### Task to carry out
Within the listing below, filter for "local" and copy every matching line.

### Records to use
▽

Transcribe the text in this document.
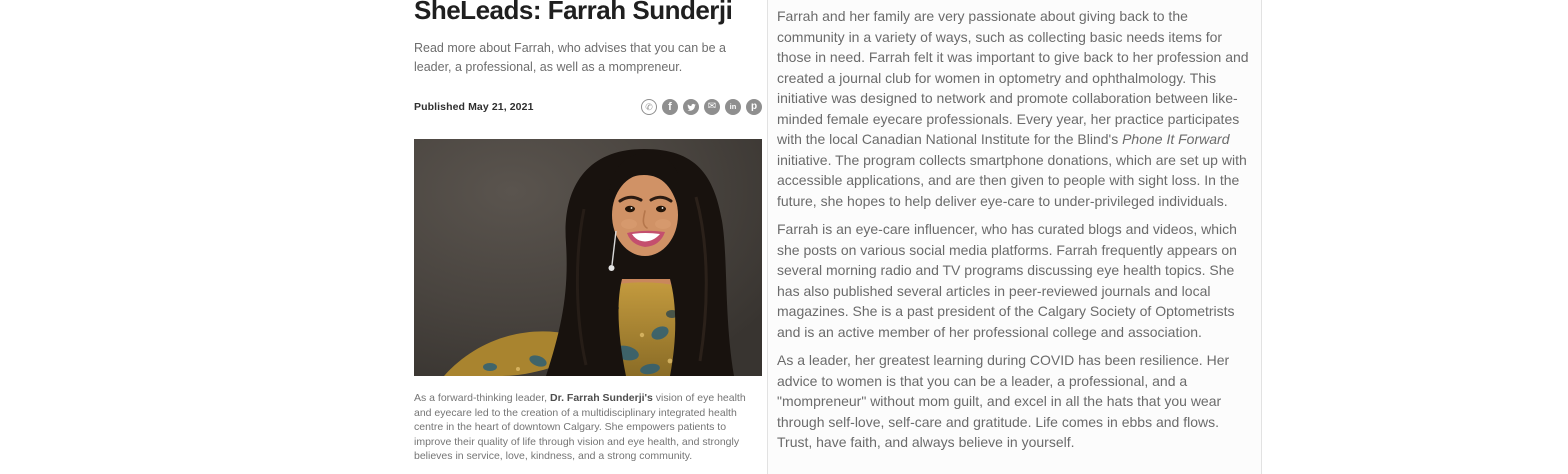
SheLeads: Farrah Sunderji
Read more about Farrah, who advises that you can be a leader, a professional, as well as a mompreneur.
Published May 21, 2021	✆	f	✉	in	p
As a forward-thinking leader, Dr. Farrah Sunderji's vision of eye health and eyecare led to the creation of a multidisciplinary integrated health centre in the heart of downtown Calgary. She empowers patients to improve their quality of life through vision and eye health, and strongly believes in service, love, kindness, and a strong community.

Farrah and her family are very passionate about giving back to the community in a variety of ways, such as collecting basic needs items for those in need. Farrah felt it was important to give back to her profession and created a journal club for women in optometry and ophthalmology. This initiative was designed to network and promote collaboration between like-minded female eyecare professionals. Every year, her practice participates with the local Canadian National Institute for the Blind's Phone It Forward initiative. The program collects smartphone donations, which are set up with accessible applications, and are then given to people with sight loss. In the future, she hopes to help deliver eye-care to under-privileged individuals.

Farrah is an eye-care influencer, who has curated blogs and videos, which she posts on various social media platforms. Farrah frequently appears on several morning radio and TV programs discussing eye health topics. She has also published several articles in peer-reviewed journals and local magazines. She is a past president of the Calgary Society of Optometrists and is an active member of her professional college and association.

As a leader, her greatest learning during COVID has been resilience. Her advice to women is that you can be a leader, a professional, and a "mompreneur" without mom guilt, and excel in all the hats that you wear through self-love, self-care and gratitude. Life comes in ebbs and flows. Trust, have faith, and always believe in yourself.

△

### Answer section
Farrah and her family are very passionate about giving back to the community in a variety of ways, such as collecting basic needs items for those in need. Farrah felt it was important to give back to her profession and created a journal club for women in optometry and ophthalmology. This initiative was designed to network and promote collaboration between like-minded female eyecare professionals. Every year, her practice participates with the local Canadian National Institute for the Blind's Phone It Forward initiative. The program collects smartphone donations, which are set up with accessible applications, and are then given to people with sight loss. In the future, she hopes to help deliver eye-care to under-privileged individuals.
Farrah is an eye-care influencer, who has curated blogs and videos, which she posts on various social media platforms. Farrah frequently appears on several morning radio and TV programs discussing eye health topics. She has also published several articles in peer-reviewed journals and local magazines. She is a past president of the Calgary Society of Optometrists and is an active member of her professional college and association.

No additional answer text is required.